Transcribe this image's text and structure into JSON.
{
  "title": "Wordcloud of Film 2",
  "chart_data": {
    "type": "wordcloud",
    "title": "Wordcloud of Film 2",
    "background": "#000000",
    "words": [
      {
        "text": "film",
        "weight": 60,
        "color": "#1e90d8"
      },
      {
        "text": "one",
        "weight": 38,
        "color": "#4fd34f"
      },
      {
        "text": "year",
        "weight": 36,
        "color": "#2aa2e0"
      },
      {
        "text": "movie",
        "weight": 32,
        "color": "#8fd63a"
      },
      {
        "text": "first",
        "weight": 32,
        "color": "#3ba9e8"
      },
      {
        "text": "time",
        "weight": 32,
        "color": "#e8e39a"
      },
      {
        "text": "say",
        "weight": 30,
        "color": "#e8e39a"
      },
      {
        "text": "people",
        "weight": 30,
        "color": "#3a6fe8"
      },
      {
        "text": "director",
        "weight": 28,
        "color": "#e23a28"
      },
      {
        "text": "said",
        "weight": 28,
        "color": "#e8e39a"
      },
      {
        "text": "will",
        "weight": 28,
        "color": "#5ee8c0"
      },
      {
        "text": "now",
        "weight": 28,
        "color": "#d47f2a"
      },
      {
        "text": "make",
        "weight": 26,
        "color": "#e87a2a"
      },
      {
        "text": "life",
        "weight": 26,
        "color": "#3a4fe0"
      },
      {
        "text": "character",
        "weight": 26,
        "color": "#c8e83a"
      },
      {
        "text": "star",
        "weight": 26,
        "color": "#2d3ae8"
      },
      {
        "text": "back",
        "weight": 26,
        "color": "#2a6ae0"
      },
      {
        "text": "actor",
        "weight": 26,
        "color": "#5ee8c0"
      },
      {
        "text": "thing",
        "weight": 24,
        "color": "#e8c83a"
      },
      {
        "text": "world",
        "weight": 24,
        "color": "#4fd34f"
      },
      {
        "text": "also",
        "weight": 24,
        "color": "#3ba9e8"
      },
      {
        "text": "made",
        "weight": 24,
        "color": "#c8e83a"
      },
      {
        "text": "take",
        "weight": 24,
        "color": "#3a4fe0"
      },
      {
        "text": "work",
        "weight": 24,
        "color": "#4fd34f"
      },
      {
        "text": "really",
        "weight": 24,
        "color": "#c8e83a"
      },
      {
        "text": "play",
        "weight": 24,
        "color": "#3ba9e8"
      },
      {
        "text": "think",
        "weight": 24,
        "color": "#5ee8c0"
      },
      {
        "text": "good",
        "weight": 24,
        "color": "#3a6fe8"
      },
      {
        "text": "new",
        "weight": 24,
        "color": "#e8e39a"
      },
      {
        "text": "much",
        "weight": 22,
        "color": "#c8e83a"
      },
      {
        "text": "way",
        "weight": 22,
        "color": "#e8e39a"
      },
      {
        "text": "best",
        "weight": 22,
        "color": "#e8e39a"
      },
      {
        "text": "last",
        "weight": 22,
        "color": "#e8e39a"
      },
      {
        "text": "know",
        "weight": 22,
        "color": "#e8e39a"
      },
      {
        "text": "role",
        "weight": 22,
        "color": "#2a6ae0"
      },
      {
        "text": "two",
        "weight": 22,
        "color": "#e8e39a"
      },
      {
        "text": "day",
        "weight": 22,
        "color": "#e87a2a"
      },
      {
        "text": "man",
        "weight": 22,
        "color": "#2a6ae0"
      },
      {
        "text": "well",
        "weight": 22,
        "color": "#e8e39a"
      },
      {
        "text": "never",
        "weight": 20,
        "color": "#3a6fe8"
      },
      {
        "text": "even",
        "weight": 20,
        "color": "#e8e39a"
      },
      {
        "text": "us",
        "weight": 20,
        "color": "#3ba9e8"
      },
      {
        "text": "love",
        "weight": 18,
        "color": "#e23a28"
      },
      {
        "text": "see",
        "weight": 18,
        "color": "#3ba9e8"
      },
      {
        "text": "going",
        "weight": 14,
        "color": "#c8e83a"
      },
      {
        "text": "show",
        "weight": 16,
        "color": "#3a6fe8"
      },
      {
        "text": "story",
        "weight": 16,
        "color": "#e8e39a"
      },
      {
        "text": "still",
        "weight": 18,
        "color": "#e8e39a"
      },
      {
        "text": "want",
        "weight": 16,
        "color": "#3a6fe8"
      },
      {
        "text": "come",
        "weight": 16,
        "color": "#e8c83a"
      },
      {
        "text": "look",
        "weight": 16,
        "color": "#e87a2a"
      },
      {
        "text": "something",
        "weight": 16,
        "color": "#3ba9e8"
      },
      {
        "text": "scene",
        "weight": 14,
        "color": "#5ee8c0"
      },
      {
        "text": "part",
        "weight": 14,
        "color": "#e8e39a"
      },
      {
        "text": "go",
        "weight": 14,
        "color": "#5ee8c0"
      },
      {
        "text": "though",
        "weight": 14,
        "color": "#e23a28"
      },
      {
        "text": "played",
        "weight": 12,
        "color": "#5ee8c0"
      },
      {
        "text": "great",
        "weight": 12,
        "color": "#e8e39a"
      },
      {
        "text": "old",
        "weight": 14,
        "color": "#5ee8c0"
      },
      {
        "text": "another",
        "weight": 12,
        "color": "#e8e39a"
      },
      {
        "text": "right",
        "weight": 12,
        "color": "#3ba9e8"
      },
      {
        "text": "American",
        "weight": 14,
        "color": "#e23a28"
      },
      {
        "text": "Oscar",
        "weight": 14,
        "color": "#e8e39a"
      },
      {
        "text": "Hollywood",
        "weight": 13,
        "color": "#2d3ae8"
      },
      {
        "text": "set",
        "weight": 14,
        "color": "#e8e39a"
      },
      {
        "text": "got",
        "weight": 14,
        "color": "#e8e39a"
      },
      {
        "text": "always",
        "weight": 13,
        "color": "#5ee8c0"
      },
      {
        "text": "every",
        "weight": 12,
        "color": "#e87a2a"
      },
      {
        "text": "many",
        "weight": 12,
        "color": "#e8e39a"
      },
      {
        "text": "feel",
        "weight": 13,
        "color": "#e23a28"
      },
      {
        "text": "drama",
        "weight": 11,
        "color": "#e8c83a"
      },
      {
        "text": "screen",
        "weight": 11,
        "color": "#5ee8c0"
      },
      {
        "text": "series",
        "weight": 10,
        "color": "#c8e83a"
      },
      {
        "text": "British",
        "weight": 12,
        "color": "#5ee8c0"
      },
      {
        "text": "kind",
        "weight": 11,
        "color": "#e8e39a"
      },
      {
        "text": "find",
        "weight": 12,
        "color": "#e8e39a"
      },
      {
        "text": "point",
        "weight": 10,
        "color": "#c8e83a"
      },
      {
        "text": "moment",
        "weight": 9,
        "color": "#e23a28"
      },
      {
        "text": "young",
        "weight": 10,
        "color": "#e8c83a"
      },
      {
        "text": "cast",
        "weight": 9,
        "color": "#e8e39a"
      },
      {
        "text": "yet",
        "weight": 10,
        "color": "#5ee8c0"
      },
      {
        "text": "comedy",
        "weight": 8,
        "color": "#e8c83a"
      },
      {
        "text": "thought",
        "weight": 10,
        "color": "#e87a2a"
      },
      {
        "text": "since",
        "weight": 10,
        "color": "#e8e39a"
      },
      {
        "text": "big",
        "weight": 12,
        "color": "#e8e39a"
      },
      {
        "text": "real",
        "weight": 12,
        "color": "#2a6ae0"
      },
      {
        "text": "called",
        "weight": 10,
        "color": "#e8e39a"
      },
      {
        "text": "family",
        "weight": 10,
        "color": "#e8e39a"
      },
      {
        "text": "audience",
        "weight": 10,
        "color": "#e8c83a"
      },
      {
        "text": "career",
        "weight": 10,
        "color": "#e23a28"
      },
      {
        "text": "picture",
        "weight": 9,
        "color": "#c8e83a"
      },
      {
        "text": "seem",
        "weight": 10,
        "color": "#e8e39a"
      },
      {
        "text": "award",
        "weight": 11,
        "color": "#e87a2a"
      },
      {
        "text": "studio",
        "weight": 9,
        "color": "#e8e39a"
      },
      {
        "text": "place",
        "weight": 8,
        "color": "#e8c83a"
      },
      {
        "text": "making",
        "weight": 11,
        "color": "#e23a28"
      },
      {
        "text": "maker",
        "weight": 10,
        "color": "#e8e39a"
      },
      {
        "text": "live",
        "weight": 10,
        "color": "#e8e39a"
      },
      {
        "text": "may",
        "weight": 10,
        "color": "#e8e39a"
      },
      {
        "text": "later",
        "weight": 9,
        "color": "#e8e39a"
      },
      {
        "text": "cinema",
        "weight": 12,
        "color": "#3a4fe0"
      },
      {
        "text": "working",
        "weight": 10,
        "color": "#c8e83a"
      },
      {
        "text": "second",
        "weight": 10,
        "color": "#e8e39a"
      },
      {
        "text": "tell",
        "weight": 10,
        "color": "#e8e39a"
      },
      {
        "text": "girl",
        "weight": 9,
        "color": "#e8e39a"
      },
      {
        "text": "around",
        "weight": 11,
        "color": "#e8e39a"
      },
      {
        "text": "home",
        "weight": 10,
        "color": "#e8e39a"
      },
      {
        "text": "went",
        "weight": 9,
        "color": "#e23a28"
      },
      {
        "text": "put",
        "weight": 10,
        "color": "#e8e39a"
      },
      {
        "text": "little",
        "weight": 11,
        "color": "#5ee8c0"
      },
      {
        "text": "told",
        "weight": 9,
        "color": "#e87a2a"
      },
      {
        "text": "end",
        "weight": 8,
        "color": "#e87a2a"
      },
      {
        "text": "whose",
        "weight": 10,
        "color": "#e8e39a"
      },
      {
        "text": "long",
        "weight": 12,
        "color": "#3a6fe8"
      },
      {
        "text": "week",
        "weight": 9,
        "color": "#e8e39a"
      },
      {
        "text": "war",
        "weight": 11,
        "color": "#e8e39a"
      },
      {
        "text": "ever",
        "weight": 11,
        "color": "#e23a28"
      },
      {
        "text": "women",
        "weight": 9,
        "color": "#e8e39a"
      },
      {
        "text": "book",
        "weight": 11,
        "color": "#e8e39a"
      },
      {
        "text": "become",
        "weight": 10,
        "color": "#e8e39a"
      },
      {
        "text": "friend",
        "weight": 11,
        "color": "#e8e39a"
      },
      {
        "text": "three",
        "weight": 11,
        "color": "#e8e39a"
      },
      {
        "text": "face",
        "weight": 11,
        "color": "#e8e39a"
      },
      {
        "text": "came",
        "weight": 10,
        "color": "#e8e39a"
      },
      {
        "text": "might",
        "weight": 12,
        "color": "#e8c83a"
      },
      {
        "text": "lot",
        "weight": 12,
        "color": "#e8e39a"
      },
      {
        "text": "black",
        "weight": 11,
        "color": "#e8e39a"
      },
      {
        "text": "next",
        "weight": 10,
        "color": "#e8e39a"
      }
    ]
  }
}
════════════════════
Given request
In the records above, find the lines containing "title" and copy them.

Exercise solution
  "title": "Wordcloud of Film 2",
    "title": "Wordcloud of Film 2",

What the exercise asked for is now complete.